# Exercise brief
Only a number is wanted: how many lines in the listing contain the word "Tehran"?

# Provided data
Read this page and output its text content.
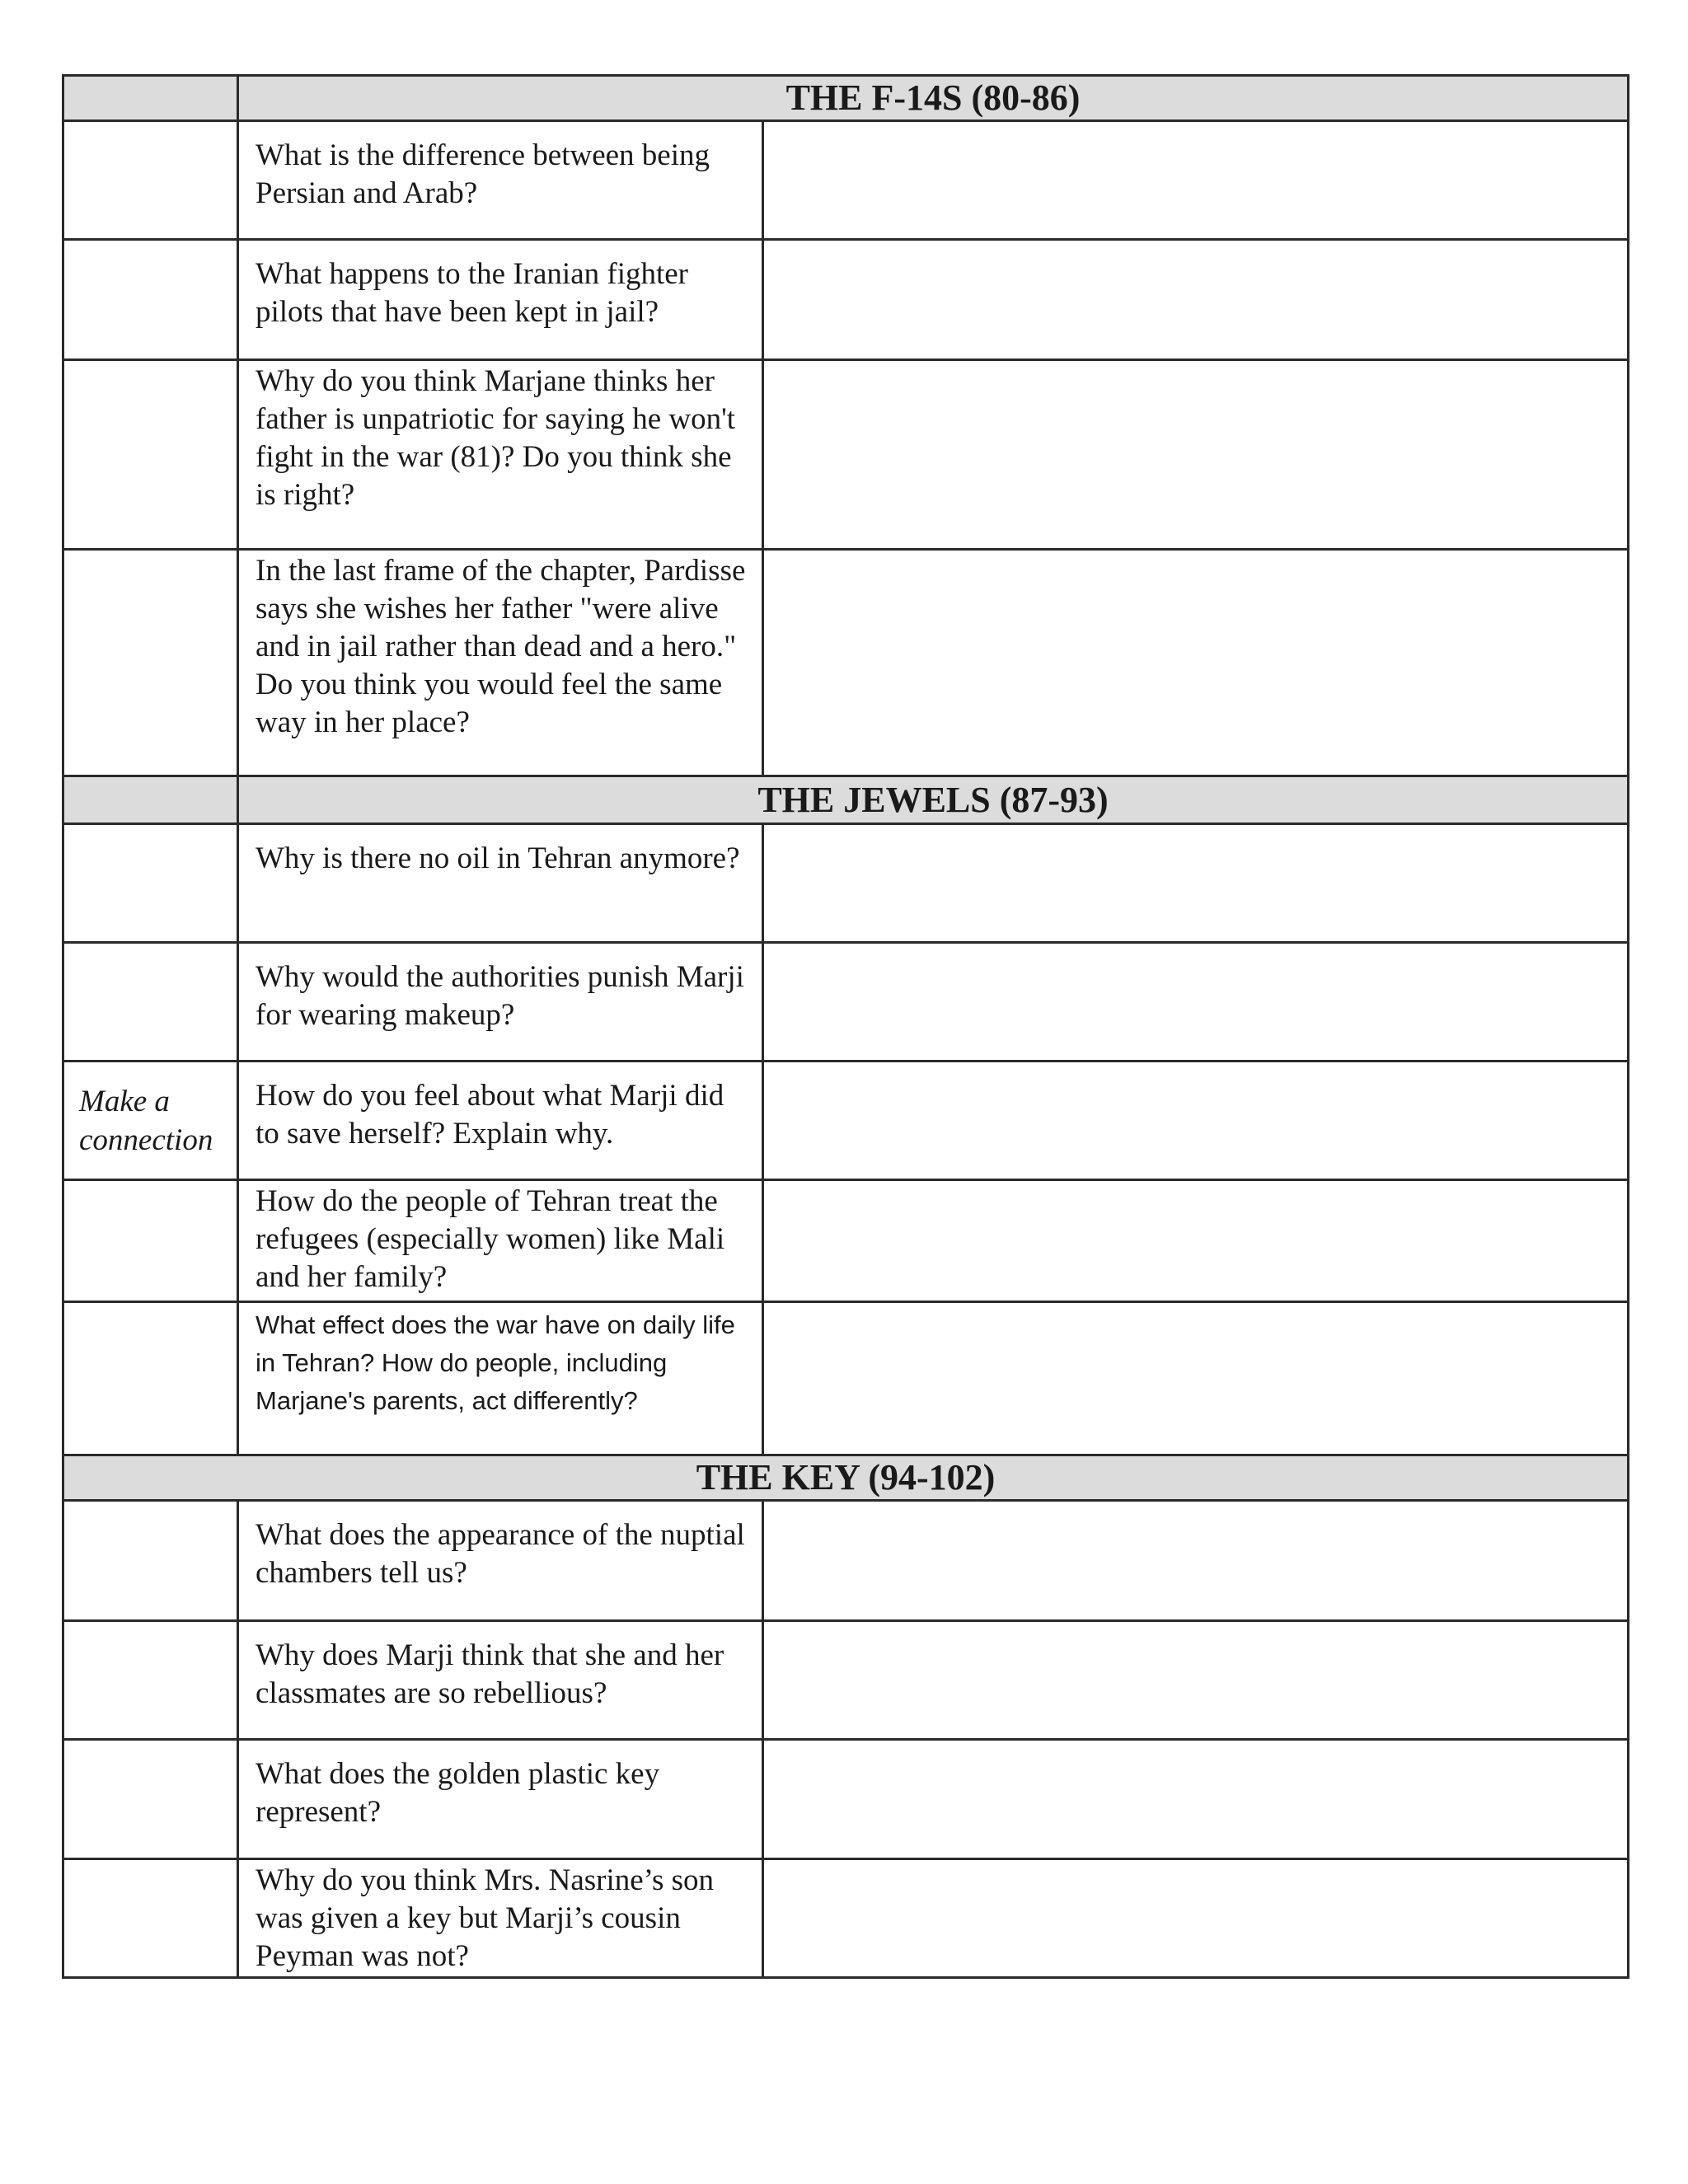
	THE F-14S (80-86)	
	What is the difference between being Persian and Arab?	
	What happens to the Iranian fighter pilots that have been kept in jail?	
	Why do you think Marjane thinks her father is unpatriotic for saying he won't fight in the war (81)? Do you think she is right?	
	In the last frame of the chapter, Pardisse says she wishes her father "were alive and in jail rather than dead and a hero." Do you think you would feel the same way in her place?	
	THE JEWELS (87-93)	
	Why is there no oil in Tehran anymore?	
	Why would the authorities punish Marji for wearing makeup?	
Make a connection	How do you feel about what Marji did to save herself? Explain why.	
	How do the people of Tehran treat the refugees (especially women) like Mali and her family?	
	What effect does the war have on daily life in Tehran? How do people, including Marjane's parents, act differently?	
THE KEY (94-102)		
	What does the appearance of the nuptial chambers tell us?	
	Why does Marji think that she and her classmates are so rebellious?	
	What does the golden plastic key represent?	
	Why do you think Mrs. Nasrine’s son was given a key but Marji’s cousin Peyman was not?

# Solution
3